What the exercise asks:
Retype the data below line for line without altering anything.

Input material:
-- begin --
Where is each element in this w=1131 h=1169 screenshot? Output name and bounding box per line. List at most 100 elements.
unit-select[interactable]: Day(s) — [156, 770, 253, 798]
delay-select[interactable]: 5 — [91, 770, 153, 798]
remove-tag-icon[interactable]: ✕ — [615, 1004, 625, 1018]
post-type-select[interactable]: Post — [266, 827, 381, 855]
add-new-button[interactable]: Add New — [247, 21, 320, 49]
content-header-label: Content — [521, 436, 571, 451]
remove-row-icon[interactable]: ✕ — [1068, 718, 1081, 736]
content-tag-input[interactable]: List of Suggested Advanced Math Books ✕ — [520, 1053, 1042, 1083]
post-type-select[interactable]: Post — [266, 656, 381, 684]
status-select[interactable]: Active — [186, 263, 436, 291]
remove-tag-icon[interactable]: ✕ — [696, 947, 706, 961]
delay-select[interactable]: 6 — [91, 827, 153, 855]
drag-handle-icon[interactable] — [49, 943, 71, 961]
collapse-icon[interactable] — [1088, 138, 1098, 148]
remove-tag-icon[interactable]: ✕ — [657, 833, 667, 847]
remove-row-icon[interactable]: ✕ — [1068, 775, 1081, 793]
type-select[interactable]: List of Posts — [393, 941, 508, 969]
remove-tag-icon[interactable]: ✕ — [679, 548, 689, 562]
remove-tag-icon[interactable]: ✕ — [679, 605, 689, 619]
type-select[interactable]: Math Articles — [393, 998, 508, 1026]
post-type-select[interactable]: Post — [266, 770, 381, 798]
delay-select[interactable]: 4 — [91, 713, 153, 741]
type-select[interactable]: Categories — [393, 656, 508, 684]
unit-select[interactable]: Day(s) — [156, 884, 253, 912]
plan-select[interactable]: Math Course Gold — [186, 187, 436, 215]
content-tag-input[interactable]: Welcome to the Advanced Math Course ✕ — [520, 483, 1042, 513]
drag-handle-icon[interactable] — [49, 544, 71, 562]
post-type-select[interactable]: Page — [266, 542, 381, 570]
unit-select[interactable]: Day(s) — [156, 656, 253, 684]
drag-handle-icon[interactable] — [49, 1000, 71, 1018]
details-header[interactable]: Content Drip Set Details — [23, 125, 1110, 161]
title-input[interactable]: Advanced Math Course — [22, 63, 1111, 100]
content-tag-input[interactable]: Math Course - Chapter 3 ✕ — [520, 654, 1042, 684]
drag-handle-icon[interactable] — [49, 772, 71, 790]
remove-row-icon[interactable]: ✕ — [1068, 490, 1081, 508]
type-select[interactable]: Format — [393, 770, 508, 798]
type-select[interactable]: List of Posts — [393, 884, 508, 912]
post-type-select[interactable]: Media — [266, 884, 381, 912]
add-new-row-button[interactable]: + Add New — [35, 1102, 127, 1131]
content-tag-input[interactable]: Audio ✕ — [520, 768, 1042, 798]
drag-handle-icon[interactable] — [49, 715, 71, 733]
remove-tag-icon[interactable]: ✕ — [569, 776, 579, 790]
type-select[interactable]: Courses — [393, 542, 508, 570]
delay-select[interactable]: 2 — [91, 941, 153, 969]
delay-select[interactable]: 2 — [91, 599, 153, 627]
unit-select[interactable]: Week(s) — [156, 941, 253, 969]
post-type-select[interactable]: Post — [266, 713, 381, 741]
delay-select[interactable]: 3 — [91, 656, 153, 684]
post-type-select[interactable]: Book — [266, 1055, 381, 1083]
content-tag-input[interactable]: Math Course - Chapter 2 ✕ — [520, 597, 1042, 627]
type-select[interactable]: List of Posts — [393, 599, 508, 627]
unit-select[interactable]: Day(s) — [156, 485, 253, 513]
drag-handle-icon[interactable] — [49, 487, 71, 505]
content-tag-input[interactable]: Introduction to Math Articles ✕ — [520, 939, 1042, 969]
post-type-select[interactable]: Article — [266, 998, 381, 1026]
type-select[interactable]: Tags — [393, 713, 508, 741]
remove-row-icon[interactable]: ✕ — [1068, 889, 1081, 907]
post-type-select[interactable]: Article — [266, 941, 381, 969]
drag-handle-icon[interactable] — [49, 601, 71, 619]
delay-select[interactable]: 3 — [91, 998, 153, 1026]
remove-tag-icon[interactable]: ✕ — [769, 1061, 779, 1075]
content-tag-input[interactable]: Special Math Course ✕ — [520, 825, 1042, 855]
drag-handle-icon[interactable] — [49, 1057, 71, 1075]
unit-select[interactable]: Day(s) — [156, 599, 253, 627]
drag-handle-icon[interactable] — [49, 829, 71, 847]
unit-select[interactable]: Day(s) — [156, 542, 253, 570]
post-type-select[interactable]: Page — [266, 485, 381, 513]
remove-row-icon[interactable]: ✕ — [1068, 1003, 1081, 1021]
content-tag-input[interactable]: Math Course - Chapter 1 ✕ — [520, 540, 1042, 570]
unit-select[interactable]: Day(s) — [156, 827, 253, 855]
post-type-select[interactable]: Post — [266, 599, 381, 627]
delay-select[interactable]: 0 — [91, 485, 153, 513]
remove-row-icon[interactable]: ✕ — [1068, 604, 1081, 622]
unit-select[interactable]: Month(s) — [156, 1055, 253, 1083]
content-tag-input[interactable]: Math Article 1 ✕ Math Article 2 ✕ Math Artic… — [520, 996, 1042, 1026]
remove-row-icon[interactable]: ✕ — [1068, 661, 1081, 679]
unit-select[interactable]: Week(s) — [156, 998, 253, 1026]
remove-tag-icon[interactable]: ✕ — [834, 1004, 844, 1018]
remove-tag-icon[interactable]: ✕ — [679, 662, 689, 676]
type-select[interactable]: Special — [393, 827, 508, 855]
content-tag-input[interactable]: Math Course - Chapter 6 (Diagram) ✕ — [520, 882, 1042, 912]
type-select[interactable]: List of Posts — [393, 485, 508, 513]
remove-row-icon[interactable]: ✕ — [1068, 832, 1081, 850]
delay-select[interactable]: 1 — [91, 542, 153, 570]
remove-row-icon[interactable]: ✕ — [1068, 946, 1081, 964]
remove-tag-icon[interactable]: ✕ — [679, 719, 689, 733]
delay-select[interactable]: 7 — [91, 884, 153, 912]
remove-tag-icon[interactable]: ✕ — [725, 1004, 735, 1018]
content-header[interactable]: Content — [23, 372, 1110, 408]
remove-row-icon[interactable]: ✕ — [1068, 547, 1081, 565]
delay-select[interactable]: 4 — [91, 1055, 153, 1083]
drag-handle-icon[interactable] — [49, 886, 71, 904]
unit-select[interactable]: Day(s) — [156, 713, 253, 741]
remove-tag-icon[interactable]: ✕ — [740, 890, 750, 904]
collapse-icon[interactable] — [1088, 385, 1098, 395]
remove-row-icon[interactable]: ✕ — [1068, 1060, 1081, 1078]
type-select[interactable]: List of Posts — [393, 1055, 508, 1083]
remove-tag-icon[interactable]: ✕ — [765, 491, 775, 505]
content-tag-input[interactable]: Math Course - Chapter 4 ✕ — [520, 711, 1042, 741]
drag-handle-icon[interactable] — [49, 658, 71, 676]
-- end --
The reply:
Where is each element in this w=1131 h=1169 screenshot? Output name and bounding box per line. List at most 100 elements.
unit-select[interactable]: Day(s) — [156, 770, 253, 798]
delay-select[interactable]: 5 — [91, 770, 153, 798]
remove-tag-icon[interactable]: ✕ — [615, 1004, 625, 1018]
post-type-select[interactable]: Post — [266, 827, 381, 855]
add-new-button[interactable]: Add New — [247, 21, 320, 49]
content-header-label: Content — [521, 436, 571, 451]
remove-row-icon[interactable]: ✕ — [1068, 718, 1081, 736]
content-tag-input[interactable]: List of Suggested Advanced Math Books ✕ — [520, 1053, 1042, 1083]
post-type-select[interactable]: Post — [266, 656, 381, 684]
status-select[interactable]: Active — [186, 263, 436, 291]
remove-tag-icon[interactable]: ✕ — [696, 947, 706, 961]
delay-select[interactable]: 6 — [91, 827, 153, 855]
drag-handle-icon[interactable] — [49, 943, 71, 961]
collapse-icon[interactable] — [1088, 138, 1098, 148]
remove-tag-icon[interactable]: ✕ — [657, 833, 667, 847]
remove-row-icon[interactable]: ✕ — [1068, 775, 1081, 793]
type-select[interactable]: List of Posts — [393, 941, 508, 969]
remove-tag-icon[interactable]: ✕ — [679, 548, 689, 562]
remove-tag-icon[interactable]: ✕ — [679, 605, 689, 619]
type-select[interactable]: Math Articles — [393, 998, 508, 1026]
post-type-select[interactable]: Post — [266, 770, 381, 798]
delay-select[interactable]: 4 — [91, 713, 153, 741]
type-select[interactable]: Categories — [393, 656, 508, 684]
unit-select[interactable]: Day(s) — [156, 884, 253, 912]
plan-select[interactable]: Math Course Gold — [186, 187, 436, 215]
content-tag-input[interactable]: Welcome to the Advanced Math Course ✕ — [520, 483, 1042, 513]
drag-handle-icon[interactable] — [49, 544, 71, 562]
post-type-select[interactable]: Page — [266, 542, 381, 570]
unit-select[interactable]: Day(s) — [156, 656, 253, 684]
drag-handle-icon[interactable] — [49, 1000, 71, 1018]
details-header[interactable]: Content Drip Set Details — [23, 125, 1110, 161]
title-input[interactable]: Advanced Math Course — [22, 63, 1111, 100]
content-tag-input[interactable]: Math Course - Chapter 3 ✕ — [520, 654, 1042, 684]
drag-handle-icon[interactable] — [49, 772, 71, 790]
remove-row-icon[interactable]: ✕ — [1068, 490, 1081, 508]
type-select[interactable]: Format — [393, 770, 508, 798]
type-select[interactable]: List of Posts — [393, 884, 508, 912]
post-type-select[interactable]: Media — [266, 884, 381, 912]
add-new-row-button[interactable]: + Add New — [35, 1102, 127, 1131]
content-tag-input[interactable]: Audio ✕ — [520, 768, 1042, 798]
drag-handle-icon[interactable] — [49, 715, 71, 733]
remove-tag-icon[interactable]: ✕ — [569, 776, 579, 790]
type-select[interactable]: Courses — [393, 542, 508, 570]
delay-select[interactable]: 2 — [91, 941, 153, 969]
delay-select[interactable]: 2 — [91, 599, 153, 627]
unit-select[interactable]: Week(s) — [156, 941, 253, 969]
post-type-select[interactable]: Post — [266, 713, 381, 741]
delay-select[interactable]: 3 — [91, 656, 153, 684]
post-type-select[interactable]: Book — [266, 1055, 381, 1083]
content-tag-input[interactable]: Math Course - Chapter 2 ✕ — [520, 597, 1042, 627]
type-select[interactable]: List of Posts — [393, 599, 508, 627]
unit-select[interactable]: Day(s) — [156, 485, 253, 513]
drag-handle-icon[interactable] — [49, 487, 71, 505]
content-tag-input[interactable]: Introduction to Math Articles ✕ — [520, 939, 1042, 969]
post-type-select[interactable]: Article — [266, 998, 381, 1026]
type-select[interactable]: Tags — [393, 713, 508, 741]
remove-row-icon[interactable]: ✕ — [1068, 889, 1081, 907]
post-type-select[interactable]: Article — [266, 941, 381, 969]
drag-handle-icon[interactable] — [49, 601, 71, 619]
delay-select[interactable]: 3 — [91, 998, 153, 1026]
remove-tag-icon[interactable]: ✕ — [769, 1061, 779, 1075]
content-tag-input[interactable]: Special Math Course ✕ — [520, 825, 1042, 855]
drag-handle-icon[interactable] — [49, 1057, 71, 1075]
unit-select[interactable]: Day(s) — [156, 599, 253, 627]
drag-handle-icon[interactable] — [49, 829, 71, 847]
unit-select[interactable]: Day(s) — [156, 542, 253, 570]
post-type-select[interactable]: Page — [266, 485, 381, 513]
remove-row-icon[interactable]: ✕ — [1068, 1003, 1081, 1021]
content-tag-input[interactable]: Math Course - Chapter 1 ✕ — [520, 540, 1042, 570]
unit-select[interactable]: Day(s) — [156, 827, 253, 855]
post-type-select[interactable]: Post — [266, 599, 381, 627]
delay-select[interactable]: 0 — [91, 485, 153, 513]
remove-row-icon[interactable]: ✕ — [1068, 604, 1081, 622]
unit-select[interactable]: Month(s) — [156, 1055, 253, 1083]
content-tag-input[interactable]: Math Article 1 ✕ Math Article 2 ✕ Math Artic… — [520, 996, 1042, 1026]
remove-row-icon[interactable]: ✕ — [1068, 661, 1081, 679]
unit-select[interactable]: Week(s) — [156, 998, 253, 1026]
remove-tag-icon[interactable]: ✕ — [834, 1004, 844, 1018]
remove-tag-icon[interactable]: ✕ — [679, 662, 689, 676]
type-select[interactable]: Special — [393, 827, 508, 855]
content-tag-input[interactable]: Math Course - Chapter 6 (Diagram) ✕ — [520, 882, 1042, 912]
type-select[interactable]: List of Posts — [393, 485, 508, 513]
remove-row-icon[interactable]: ✕ — [1068, 832, 1081, 850]
delay-select[interactable]: 1 — [91, 542, 153, 570]
remove-row-icon[interactable]: ✕ — [1068, 946, 1081, 964]
remove-tag-icon[interactable]: ✕ — [679, 719, 689, 733]
delay-select[interactable]: 7 — [91, 884, 153, 912]
remove-tag-icon[interactable]: ✕ — [725, 1004, 735, 1018]
content-header[interactable]: Content — [23, 372, 1110, 408]
remove-row-icon[interactable]: ✕ — [1068, 547, 1081, 565]
delay-select[interactable]: 4 — [91, 1055, 153, 1083]
drag-handle-icon[interactable] — [49, 886, 71, 904]
unit-select[interactable]: Day(s) — [156, 713, 253, 741]
remove-tag-icon[interactable]: ✕ — [740, 890, 750, 904]
collapse-icon[interactable] — [1088, 385, 1098, 395]
remove-row-icon[interactable]: ✕ — [1068, 1060, 1081, 1078]
type-select[interactable]: List of Posts — [393, 1055, 508, 1083]
remove-tag-icon[interactable]: ✕ — [765, 491, 775, 505]
content-tag-input[interactable]: Math Course - Chapter 4 ✕ — [520, 711, 1042, 741]
drag-handle-icon[interactable] — [49, 658, 71, 676]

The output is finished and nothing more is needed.